• **Given problem**
Rewrite the listing below, replacing "Net Trade" with "Net Exports" and leaving everything else unchanged.

• **Provided data**
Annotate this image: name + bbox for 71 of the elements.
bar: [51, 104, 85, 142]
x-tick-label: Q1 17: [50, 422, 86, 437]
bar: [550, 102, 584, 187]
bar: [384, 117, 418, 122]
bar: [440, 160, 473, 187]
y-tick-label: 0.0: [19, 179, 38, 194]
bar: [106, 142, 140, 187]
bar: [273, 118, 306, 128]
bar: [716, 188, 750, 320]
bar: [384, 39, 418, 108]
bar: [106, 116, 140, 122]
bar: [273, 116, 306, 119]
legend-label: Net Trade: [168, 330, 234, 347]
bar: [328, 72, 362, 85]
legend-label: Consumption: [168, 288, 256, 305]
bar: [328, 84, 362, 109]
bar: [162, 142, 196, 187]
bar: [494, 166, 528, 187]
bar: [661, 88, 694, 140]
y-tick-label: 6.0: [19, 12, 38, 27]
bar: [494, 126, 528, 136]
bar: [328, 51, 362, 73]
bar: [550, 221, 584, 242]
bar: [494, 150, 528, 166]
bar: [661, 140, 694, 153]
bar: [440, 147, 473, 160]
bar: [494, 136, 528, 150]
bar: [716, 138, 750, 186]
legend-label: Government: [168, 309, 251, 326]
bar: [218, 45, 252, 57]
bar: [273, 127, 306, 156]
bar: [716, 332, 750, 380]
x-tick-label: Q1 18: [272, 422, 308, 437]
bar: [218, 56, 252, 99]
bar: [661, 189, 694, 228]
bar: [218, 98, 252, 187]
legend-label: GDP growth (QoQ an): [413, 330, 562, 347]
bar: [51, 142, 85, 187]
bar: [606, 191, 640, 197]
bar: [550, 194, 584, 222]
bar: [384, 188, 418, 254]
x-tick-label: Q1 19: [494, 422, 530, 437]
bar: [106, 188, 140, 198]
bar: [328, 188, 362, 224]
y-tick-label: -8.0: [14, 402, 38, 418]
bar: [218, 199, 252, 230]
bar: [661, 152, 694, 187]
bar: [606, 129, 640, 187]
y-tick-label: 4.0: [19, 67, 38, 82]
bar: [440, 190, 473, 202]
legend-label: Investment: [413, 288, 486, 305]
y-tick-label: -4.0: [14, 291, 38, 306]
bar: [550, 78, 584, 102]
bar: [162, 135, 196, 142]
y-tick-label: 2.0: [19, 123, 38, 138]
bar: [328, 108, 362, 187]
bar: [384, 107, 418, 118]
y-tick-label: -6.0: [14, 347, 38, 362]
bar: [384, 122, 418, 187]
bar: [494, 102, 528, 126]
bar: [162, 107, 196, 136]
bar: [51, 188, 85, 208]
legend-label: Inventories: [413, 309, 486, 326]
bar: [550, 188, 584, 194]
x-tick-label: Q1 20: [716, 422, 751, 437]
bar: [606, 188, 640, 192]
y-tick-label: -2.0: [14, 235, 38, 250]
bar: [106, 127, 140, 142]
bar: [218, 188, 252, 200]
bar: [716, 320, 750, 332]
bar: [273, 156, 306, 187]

• **Complete answer**
Annotate this image: name + bbox for 71 of the elements.
bar: [51, 104, 85, 142]
x-tick-label: Q1 17: [50, 422, 86, 437]
bar: [550, 102, 584, 187]
bar: [384, 117, 418, 122]
bar: [440, 160, 473, 187]
y-tick-label: 0.0: [19, 179, 38, 194]
bar: [106, 142, 140, 187]
bar: [273, 118, 306, 128]
bar: [716, 188, 750, 320]
bar: [384, 39, 418, 108]
bar: [106, 116, 140, 122]
bar: [273, 116, 306, 119]
legend-label: Net Exports: [168, 330, 234, 347]
bar: [328, 72, 362, 85]
legend-label: Consumption: [168, 288, 256, 305]
bar: [328, 84, 362, 109]
bar: [162, 142, 196, 187]
bar: [494, 166, 528, 187]
bar: [661, 88, 694, 140]
y-tick-label: 6.0: [19, 12, 38, 27]
bar: [494, 126, 528, 136]
bar: [328, 51, 362, 73]
bar: [550, 221, 584, 242]
bar: [494, 150, 528, 166]
bar: [661, 140, 694, 153]
bar: [440, 147, 473, 160]
bar: [494, 136, 528, 150]
bar: [716, 138, 750, 186]
legend-label: Government: [168, 309, 251, 326]
bar: [218, 45, 252, 57]
bar: [273, 127, 306, 156]
bar: [716, 332, 750, 380]
x-tick-label: Q1 18: [272, 422, 308, 437]
bar: [218, 56, 252, 99]
bar: [661, 189, 694, 228]
bar: [218, 98, 252, 187]
legend-label: GDP growth (QoQ an): [413, 330, 562, 347]
bar: [51, 142, 85, 187]
bar: [606, 191, 640, 197]
bar: [550, 194, 584, 222]
bar: [384, 188, 418, 254]
x-tick-label: Q1 19: [494, 422, 530, 437]
bar: [106, 188, 140, 198]
bar: [328, 188, 362, 224]
y-tick-label: -8.0: [14, 402, 38, 418]
bar: [218, 199, 252, 230]
bar: [661, 152, 694, 187]
bar: [606, 129, 640, 187]
y-tick-label: 4.0: [19, 67, 38, 82]
bar: [440, 190, 473, 202]
legend-label: Investment: [413, 288, 486, 305]
y-tick-label: -4.0: [14, 291, 38, 306]
bar: [550, 78, 584, 102]
bar: [162, 135, 196, 142]
y-tick-label: 2.0: [19, 123, 38, 138]
bar: [328, 108, 362, 187]
bar: [384, 107, 418, 118]
y-tick-label: -6.0: [14, 347, 38, 362]
bar: [384, 122, 418, 187]
bar: [494, 102, 528, 126]
bar: [162, 107, 196, 136]
bar: [51, 188, 85, 208]
legend-label: Inventories: [413, 309, 486, 326]
bar: [550, 188, 584, 194]
x-tick-label: Q1 20: [716, 422, 751, 437]
bar: [606, 188, 640, 192]
y-tick-label: -2.0: [14, 235, 38, 250]
bar: [106, 127, 140, 142]
bar: [218, 188, 252, 200]
bar: [716, 320, 750, 332]
bar: [273, 156, 306, 187]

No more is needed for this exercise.